* **Rows**
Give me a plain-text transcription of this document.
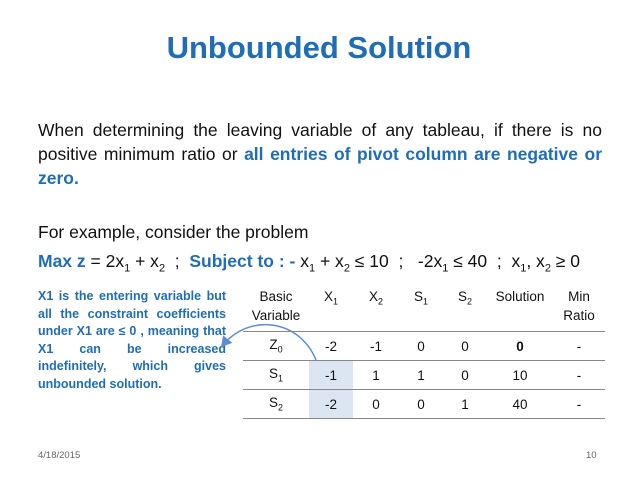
Unbounded Solution
When determining the leaving variable of any tableau, if there is no positive minimum ratio or all entries of pivot column are negative or zero.
For example, consider the problem
Max $z = 2x_1 + x_2$  ;  Subject to : - $x_1 + x_2 \le 10$  ;   $-2x_1 \le 40$  ;  $x_1$, $x_2 \ge 0$
X1 is the entering variable but all the constraint coefficients under X1 are ≤ 0 , meaning that X1 can be increased indefinitely, which gives unbounded solution.
Basic
Variable	$X_1$	$X_2$	$S_1$	$S_2$	Solution	Min
Ratio
$Z_0$	-2	-1	0	0	0	-
$S_1$	-1	1	1	0	10	-
$S_2$	-2	0	0	1	40	-
4/18/2015	10
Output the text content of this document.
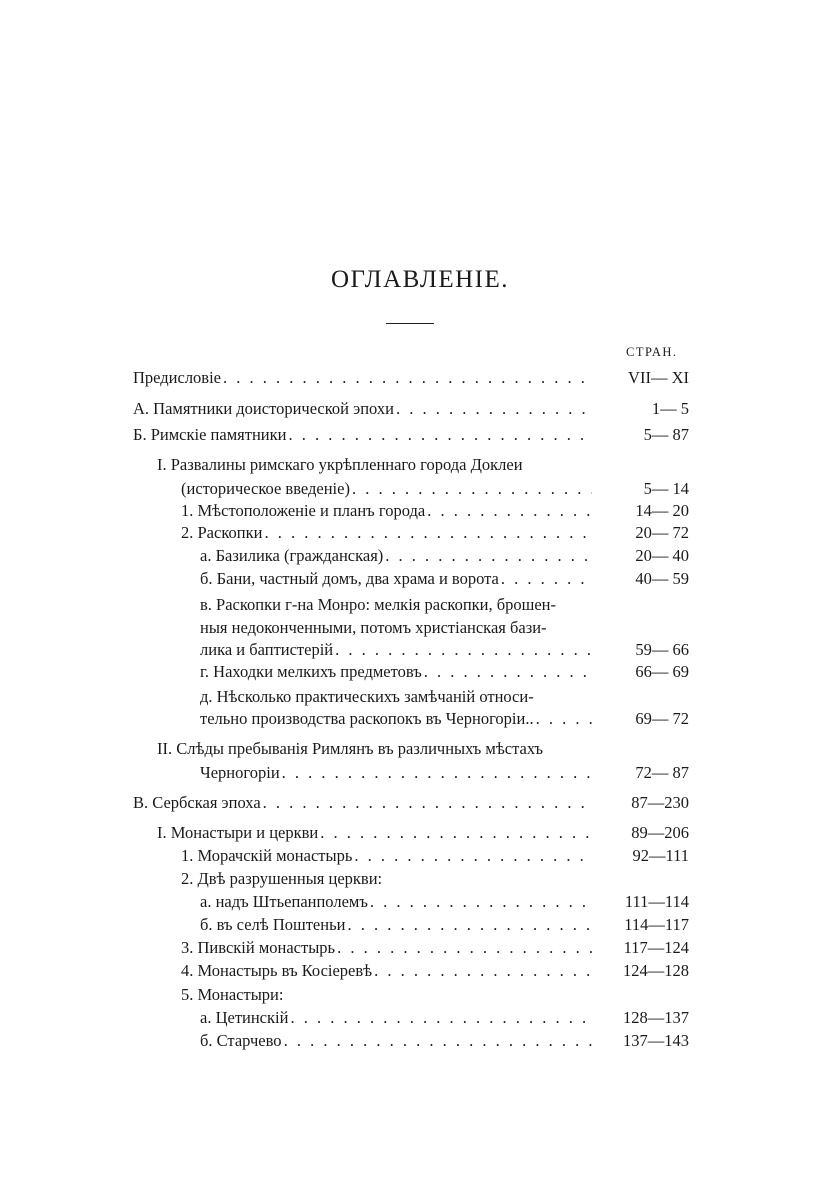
ОГЛАВЛЕНІЕ.
СТРАН.
Предисловіе . . .	VII— XI
А. Памятники доисторической эпохи . . .	1— 5
Б. Римскіе памятники . . .	5— 87
I. Развалины римскаго укрѣпленнаго города Доклеи
(историческое введеніе) . . .	5— 14
1. Мѣстоположеніе и планъ города . . .	14— 20
2. Раскопки . . .	20— 72
а. Базилика (гражданская) . . .	20— 40
б. Бани, частный домъ, два храма и ворота . . .	40— 59
в. Раскопки г-на Монро: мелкія раскопки, брошен-
ныя недоконченными, потомъ христіанская бази-
лика и баптистерій . . .	59— 66
г. Находки мелкихъ предметовъ . . .	66— 69
д. Нѣсколько практическихъ замѣчаній относи-
тельно производства раскопокъ въ Черногоріи.. . . .	69— 72
II. Слѣды пребыванія Римлянъ въ различныхъ мѣстахъ
Черногоріи . . .	72— 87
В. Сербская эпоха . . .	87—230
I. Монастыри и церкви . . .	89—206
1. Морачскій монастырь . . .	92—111
2. Двѣ разрушенныя церкви:
а. надъ Штьепанполемъ . . .	111—114
б. въ селѣ Поштеньи . . .	114—117
3. Пивскій монастырь . . .	117—124
4. Монастырь въ Косіеревѣ . . .	124—128
5. Монастыри:
а. Цетинскій . . .	128—137
б. Старчево . . .	137—143
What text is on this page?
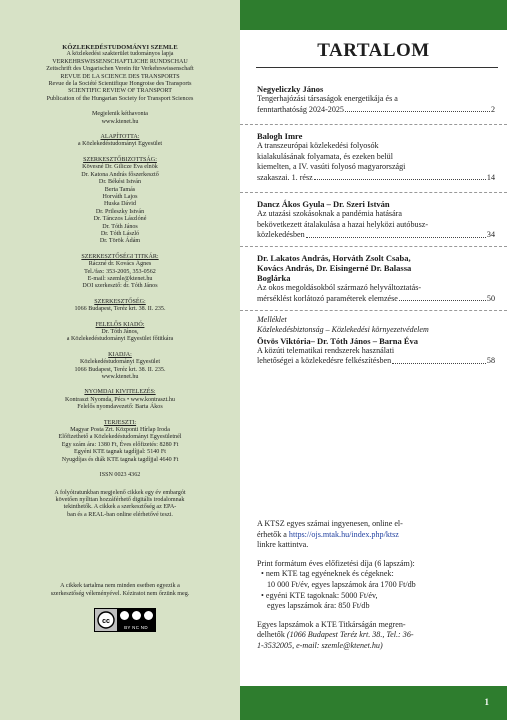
KÖZLEKEDÉSTUDOMÁNYI SZEMLE
A közlekedési szakterület tudományos lapja
VERKEHRSWISSENSCHAFTLICHE RUNDSCHAU
Zeitschrift des Ungarischen Verein für Verkehrswissenschaft
REVUE DE LA SCIENCE DES TRANSPORTS
Revue de la Société Scientifique Hongroise des Transports
SCIENTIFIC REVIEW OF TRANSPORT
Publication of the Hungarian Society for Transport Sciences
Megjelenik kéthavonta
www.ktenet.hu
ALAPÍTOTTA:
a Közlekedéstudományi Egyesület
SZERKESZTŐBIZOTTSÁG:
Kövesné Dr. Gilicze Éva elnök
Dr. Katona András főszerkesztő
Dr. Békési István
Berta Tamás
Horváth Lajos
Huska Dávid
Dr. Prileszky István
Dr. Tánczos Lászlóné
Dr. Tóth János
Dr. Tóth László
Dr. Török Ádám
SZERKESZTŐSÉGI TITKÁR:
Ráczné dr. Kovács Ágnes
Tel./fax: 353-2005, 353-0562
E-mail: szemle@ktenet.hu
DOI szerkesztő: dr. Tóth János
SZERKESZTŐSÉG:
1066 Budapest, Teréz krt. 38. II. 235.
FELELŐS KIADÓ:
Dr. Tóth János,
a Közlekedéstudományi Egyesület főtitkára
KIADJA:
Közlekedéstudományi Egyesület
1066 Budapest, Teréz krt. 38. II. 235.
www.ktenet.hu
NYOMDAI KIVITELEZÉS:
Kontraszt Nyomda, Pécs • www.kontraszt.hu
Felelős nyomdavezető: Barta Ákos
TERJESZTI:
Magyar Posta Zrt. Központi Hírlap Iroda
Előfizethető a Közlekedéstudományi Egyesületnél
Egy szám ára: 1380 Ft, Éves előfizetés: 8280 Ft
Egyéni KTE tagnak tagdíjjal: 5140 Ft
Nyugdíjas és diák KTE tagnak tagdíjjal 4640 Ft
ISSN 0023 4362
A folyóiratunkban megjelenő cikkek egy év embargót
követően nyílttan hozzáférhető digitális irodalomnak
tekinthetők. A cikkek a szerkesztőség az EPA-
ban és a REAL-ban online elérhetővé teszi.
A cikkek tartalma nem minden esetben egyezik a
szerkesztőség véleményével. Kéziratot nem őrzünk meg.
cc
BY NC ND
TARTALOM
Negyeliczky János
Tengerhajózási társaságok energetikája és a
fenntarthatóság 2024-2025	2
Balogh Imre
A transzeurópai közlekedési folyosók
kialakulásának folyamata, és ezeken belül
kiemelten, a IV. vasúti folyosó magyarországi
szakaszai. 1. rész	14
Dancz Ákos Gyula – Dr. Szeri István
Az utazási szokásoknak a pandémia hatására
bekövetkezett átalakulása a hazai helyközi autóbusz-
közlekedésben	34
Dr. Lakatos András, Horváth Zsolt Csaba,
Kovács András, Dr. Eisingerné Dr. Balassa
Boglárka
Az okos megoldásokból származó helyváltoztatás-
mérséklést korlátozó paraméterek elemzése	50
Melléklet
Közlekedésbiztonság – Közlekedési környezetvédelem
Ötvös Viktória– Dr. Tóth János – Barna Éva
A közúti telematikai rendszerek használati
lehetőségei a közlekedésre felkészítésben	58
A KTSZ egyes számai ingyenesen, online el-
érhetők a https://ojs.mtak.hu/index.php/ktsz
linkre kattintva.
Print formátum éves előfizetési díja (6 lapszám):
• nem KTE tag egyéneknek és cégeknek:
10 000 Ft/év, egyes lapszámok ára 1700 Ft/db
• egyéni KTE tagoknak: 5000 Ft/év,
egyes lapszámok ára: 850 Ft/db
Egyes lapszámok a KTE Titkárságán megren-
delhetők (1066 Budapest Teréz krt. 38., Tel.: 36-
1-3532005, e-mail: szemle@ktenet.hu)
1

* **Written instruction**
Every line in the data that holds "церкви" should be copied out.

* **Correct answer**
I. Монастыри и церкви . . .	89—206
2. Двѣ разрушенныя церкви:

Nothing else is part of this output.